__Brief 1__.
According to the biography of Robert Wakeham Pilot, where did he study from 1920 to 1922?
__Brief 2__.
For each statement, say whether it agrees with the biography of Robert Wakeham Pilot, and quote the words that decide it. (a) Pilot was born in Montreal. (b) Pilot served as president of the Royal Canadian Academy of Arts from 1952 to 1954. (c) Pilot's first solo show was held at the Watson Art Galleries.

(Text shown)

Robert Wakeham Pilot DCL (9 October 1898 – 17 December 1967) was a Canadian artist, who worked mainly in oil on canvas or on panel, and as an etcher and muralist. He is known for his ability to capture the tone and atmosphere, especially at twilight, of the landscape of Quebec. Pilot is the last of the Canadian painters considered "to lend authority to Canadian Impressionism". He also accepted commissions as a book illustrator.

==Career==
Pilot was born at St. John's, Newfoundland, to Edward Frederick Pilot and his wife Barbara (née Merchant). In 1910, his widowed mother married the artist, Maurice Cullen, moving into Cullen's home in Montreal. As a child, Pilot assisted Cullen in his studio, and the two would take sketching trips together. He later studied in Montreal in night classes of the Monument National where he learned drawing, then attended night classes at the Royal Canadian Academy of Arts with William Brymner, and finally full-time classes with Brymner at the Art Association of Montreal.

In March 1916, he joined the army and served as a gunner on trench mortars in the Canadian Expeditionary Force, Fifth Division Artillery, during World War I. In 1919 he returned to Brymner's classes
and there won the Wood Scholarship. From 1920 to 1922, he studied at the Académie Julian in Paris. In 1922, he exhibited at the Paris Salon and was elected a member of the Société Nationale des Beaux-Arts.

On returning to Canada, he was elected an associate of the Royal Canadian Academy of Arts in 1925, full member in 1935, and served as the academy's president from 1952 to 1954. The subject he preferred to paint was the urban landscape, particularly that of Quebec. He was influenced by Cullen's interpretation of Impressionism and also by Camille Pissarro and James Wilson Morrice because they had to his mind the appropriate balance of form and atmosphere.

His first solo show was in 1927, at the Watson Art Galleries. He won the Jessie Dow Prize at the Art Association of Montreal in that year and in 1934. In 1938 he became professor of Engraving at the École des Beaux-Arts, Montreal and continued in this capacity until 1940.

(End Text shown)
(The data)

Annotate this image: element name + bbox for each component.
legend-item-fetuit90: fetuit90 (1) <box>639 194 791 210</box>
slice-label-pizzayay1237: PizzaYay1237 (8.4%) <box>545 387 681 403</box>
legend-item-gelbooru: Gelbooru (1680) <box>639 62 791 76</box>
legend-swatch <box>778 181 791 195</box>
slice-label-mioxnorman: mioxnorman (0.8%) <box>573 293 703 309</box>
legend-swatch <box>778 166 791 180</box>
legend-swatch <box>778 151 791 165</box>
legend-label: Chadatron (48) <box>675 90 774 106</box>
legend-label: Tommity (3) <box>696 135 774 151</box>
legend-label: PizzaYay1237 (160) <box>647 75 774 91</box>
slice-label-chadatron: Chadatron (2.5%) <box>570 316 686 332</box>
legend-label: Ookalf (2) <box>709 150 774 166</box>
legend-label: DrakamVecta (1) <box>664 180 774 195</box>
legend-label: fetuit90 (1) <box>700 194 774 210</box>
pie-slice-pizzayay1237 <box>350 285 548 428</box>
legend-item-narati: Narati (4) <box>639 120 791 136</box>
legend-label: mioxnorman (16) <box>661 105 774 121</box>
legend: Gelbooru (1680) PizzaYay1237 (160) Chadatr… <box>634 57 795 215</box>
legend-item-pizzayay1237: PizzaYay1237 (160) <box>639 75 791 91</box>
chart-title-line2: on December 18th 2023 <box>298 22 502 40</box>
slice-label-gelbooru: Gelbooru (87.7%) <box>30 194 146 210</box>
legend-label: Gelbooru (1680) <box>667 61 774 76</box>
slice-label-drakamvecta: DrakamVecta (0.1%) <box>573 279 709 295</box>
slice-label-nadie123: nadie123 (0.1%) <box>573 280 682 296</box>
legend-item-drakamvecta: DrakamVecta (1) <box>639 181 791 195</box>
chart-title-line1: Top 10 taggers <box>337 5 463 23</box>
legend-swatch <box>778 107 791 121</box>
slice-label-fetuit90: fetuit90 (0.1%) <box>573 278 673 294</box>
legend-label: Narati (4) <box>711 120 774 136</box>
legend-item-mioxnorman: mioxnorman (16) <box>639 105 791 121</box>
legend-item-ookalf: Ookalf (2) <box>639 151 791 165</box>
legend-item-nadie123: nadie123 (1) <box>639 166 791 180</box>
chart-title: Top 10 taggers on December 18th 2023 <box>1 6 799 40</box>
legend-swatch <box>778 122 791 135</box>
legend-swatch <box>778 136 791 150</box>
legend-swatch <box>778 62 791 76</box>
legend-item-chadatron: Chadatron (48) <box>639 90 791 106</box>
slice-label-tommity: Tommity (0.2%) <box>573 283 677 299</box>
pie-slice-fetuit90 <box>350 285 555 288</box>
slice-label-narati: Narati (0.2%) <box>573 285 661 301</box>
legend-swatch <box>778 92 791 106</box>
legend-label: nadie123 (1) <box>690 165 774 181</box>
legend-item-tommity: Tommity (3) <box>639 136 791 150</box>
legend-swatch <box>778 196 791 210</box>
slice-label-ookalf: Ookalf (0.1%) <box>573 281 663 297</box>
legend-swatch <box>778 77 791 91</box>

(End The data)

__Task answer 1__.
He studied at the Académie Julian in Paris.

__Task answer 2__.
(a) No: "Pilot was born at St. John's, Newfoundland"
(b) Yes: "served as the academy's president from 1952 to 1954"
(c) Yes: "His first solo show was in 1927, at the Watson Art Galleries."